Rows from a dataset
_ _ _ _ _
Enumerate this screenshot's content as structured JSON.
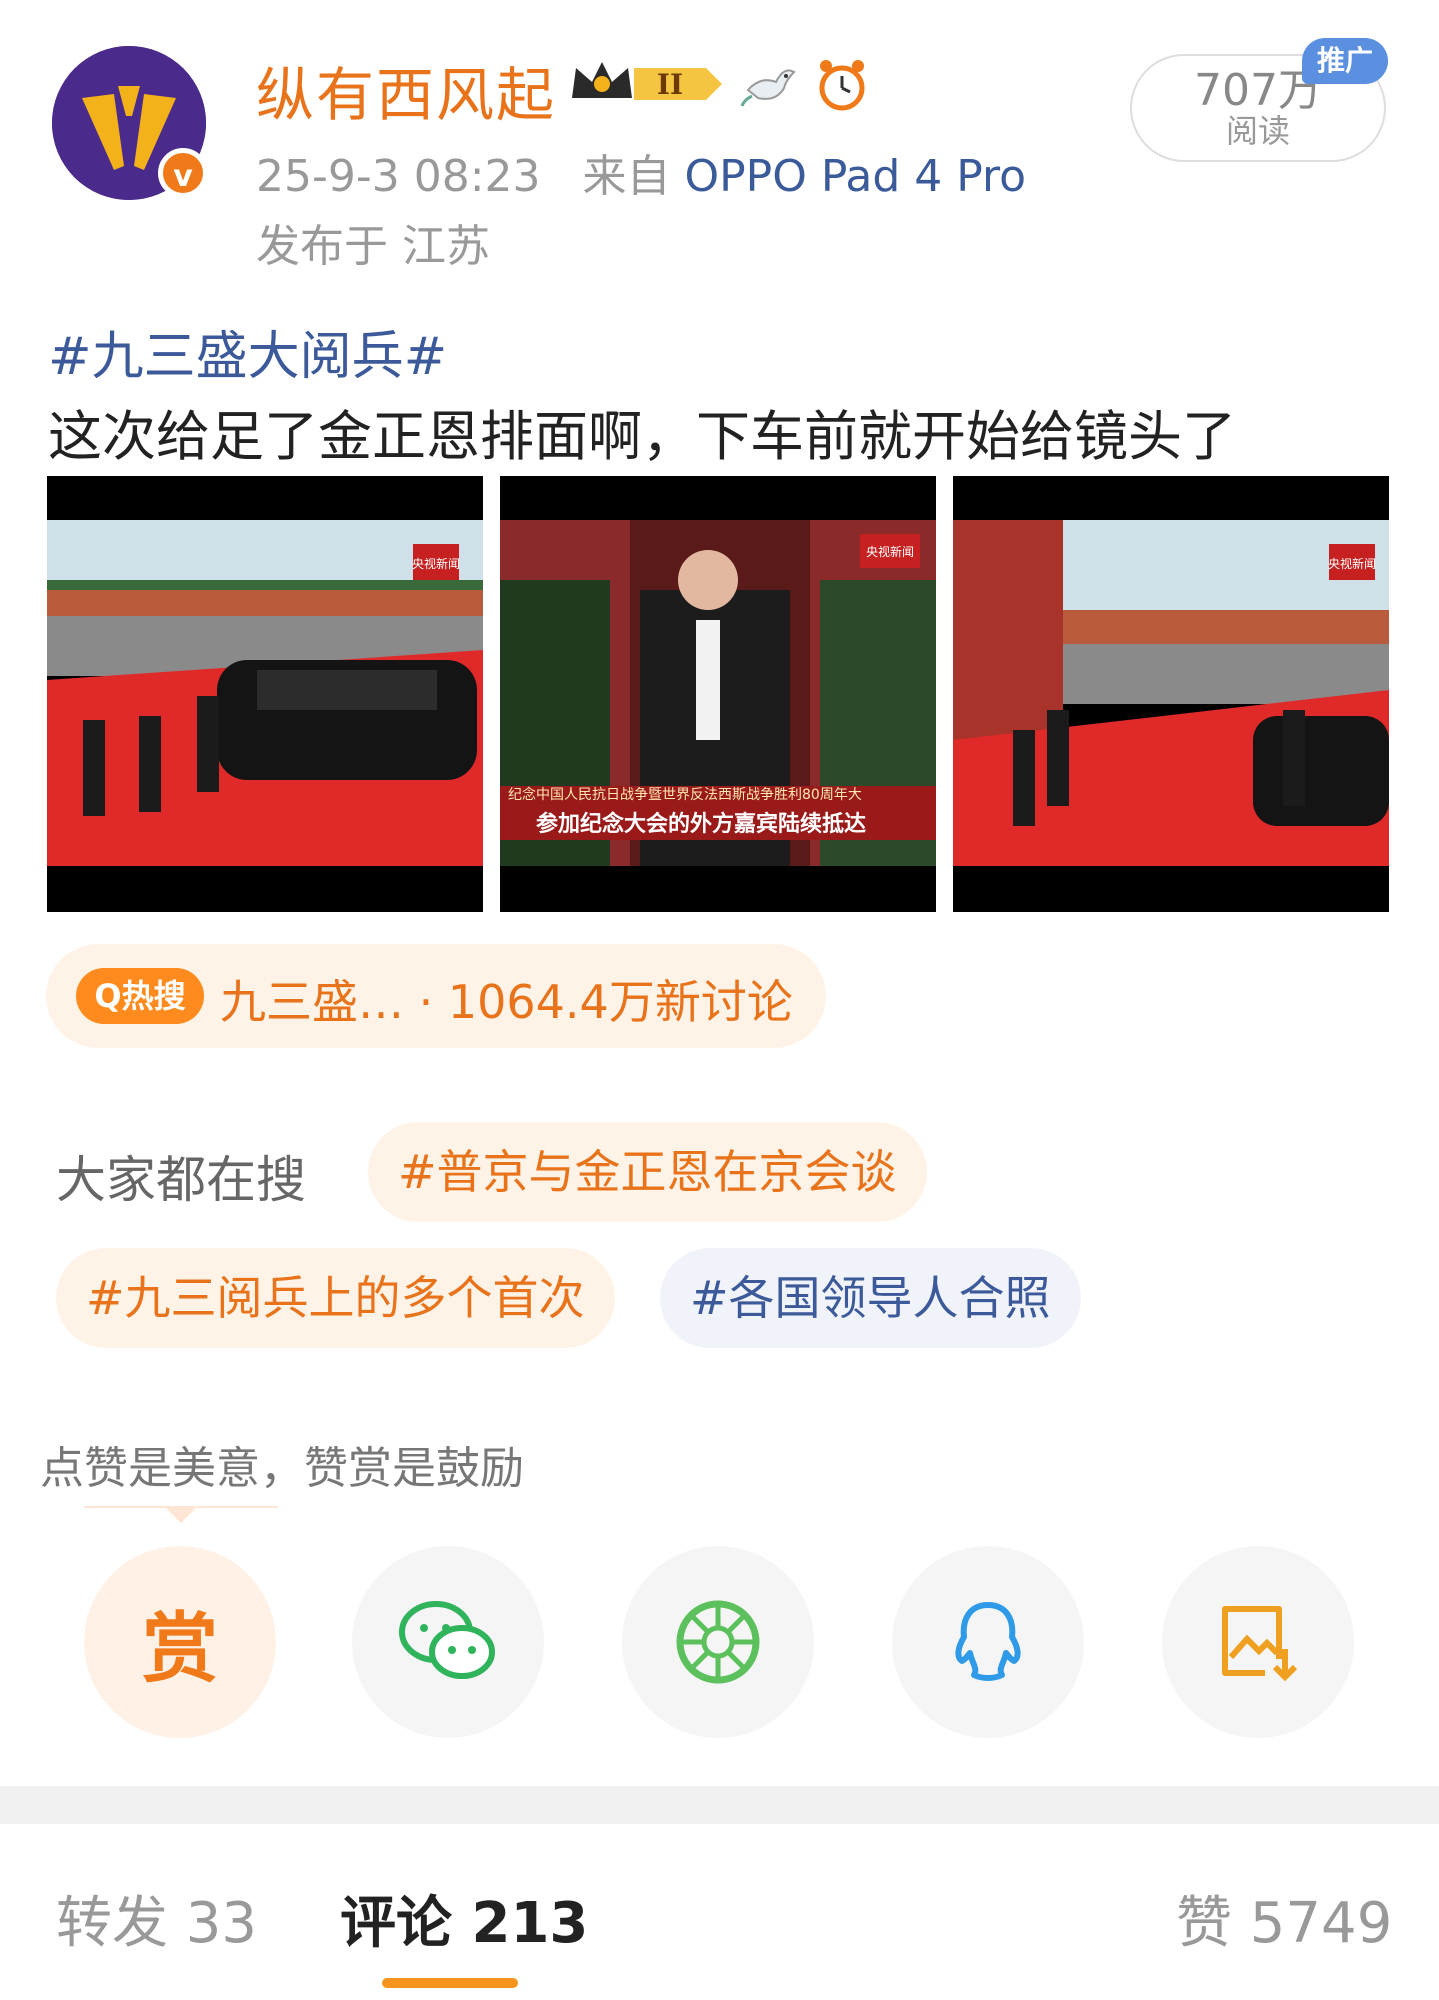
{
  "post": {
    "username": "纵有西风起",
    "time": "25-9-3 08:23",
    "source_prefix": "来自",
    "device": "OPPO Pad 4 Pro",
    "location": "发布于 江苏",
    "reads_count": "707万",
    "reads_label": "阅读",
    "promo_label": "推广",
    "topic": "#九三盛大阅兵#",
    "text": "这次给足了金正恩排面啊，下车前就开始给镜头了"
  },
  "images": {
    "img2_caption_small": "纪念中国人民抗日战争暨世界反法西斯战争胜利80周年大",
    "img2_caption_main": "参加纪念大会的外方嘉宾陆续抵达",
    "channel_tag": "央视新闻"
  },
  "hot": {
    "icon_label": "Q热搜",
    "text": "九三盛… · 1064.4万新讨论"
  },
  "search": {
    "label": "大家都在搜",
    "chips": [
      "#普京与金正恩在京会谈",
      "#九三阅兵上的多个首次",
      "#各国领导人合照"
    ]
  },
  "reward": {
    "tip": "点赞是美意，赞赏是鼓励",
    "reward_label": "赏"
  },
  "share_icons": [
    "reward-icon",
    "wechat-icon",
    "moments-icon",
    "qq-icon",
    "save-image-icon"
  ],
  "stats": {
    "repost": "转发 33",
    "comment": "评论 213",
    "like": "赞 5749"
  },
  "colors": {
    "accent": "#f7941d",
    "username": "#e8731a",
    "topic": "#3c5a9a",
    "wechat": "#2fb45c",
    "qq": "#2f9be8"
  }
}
_ _ _ _ _
_PROBLEM TO WORK ON_
Write every record out again exactly; no pictures belong in the copy.

_TASK RESULT_
Enumerate this screenshot's content as structured JSON.
{
  "post": {
    "username": "纵有西风起",
    "time": "25-9-3 08:23",
    "source_prefix": "来自",
    "device": "OPPO Pad 4 Pro",
    "location": "发布于 江苏",
    "reads_count": "707万",
    "reads_label": "阅读",
    "promo_label": "推广",
    "topic": "#九三盛大阅兵#",
    "text": "这次给足了金正恩排面啊，下车前就开始给镜头了"
  },
  "images": {
    "img2_caption_small": "纪念中国人民抗日战争暨世界反法西斯战争胜利80周年大",
    "img2_caption_main": "参加纪念大会的外方嘉宾陆续抵达",
    "channel_tag": "央视新闻"
  },
  "hot": {
    "icon_label": "Q热搜",
    "text": "九三盛… · 1064.4万新讨论"
  },
  "search": {
    "label": "大家都在搜",
    "chips": [
      "#普京与金正恩在京会谈",
      "#九三阅兵上的多个首次",
      "#各国领导人合照"
    ]
  },
  "reward": {
    "tip": "点赞是美意，赞赏是鼓励",
    "reward_label": "赏"
  },
  "share_icons": [
    "reward-icon",
    "wechat-icon",
    "moments-icon",
    "qq-icon",
    "save-image-icon"
  ],
  "stats": {
    "repost": "转发 33",
    "comment": "评论 213",
    "like": "赞 5749"
  },
  "colors": {
    "accent": "#f7941d",
    "username": "#e8731a",
    "topic": "#3c5a9a",
    "wechat": "#2fb45c",
    "qq": "#2f9be8"
  }
}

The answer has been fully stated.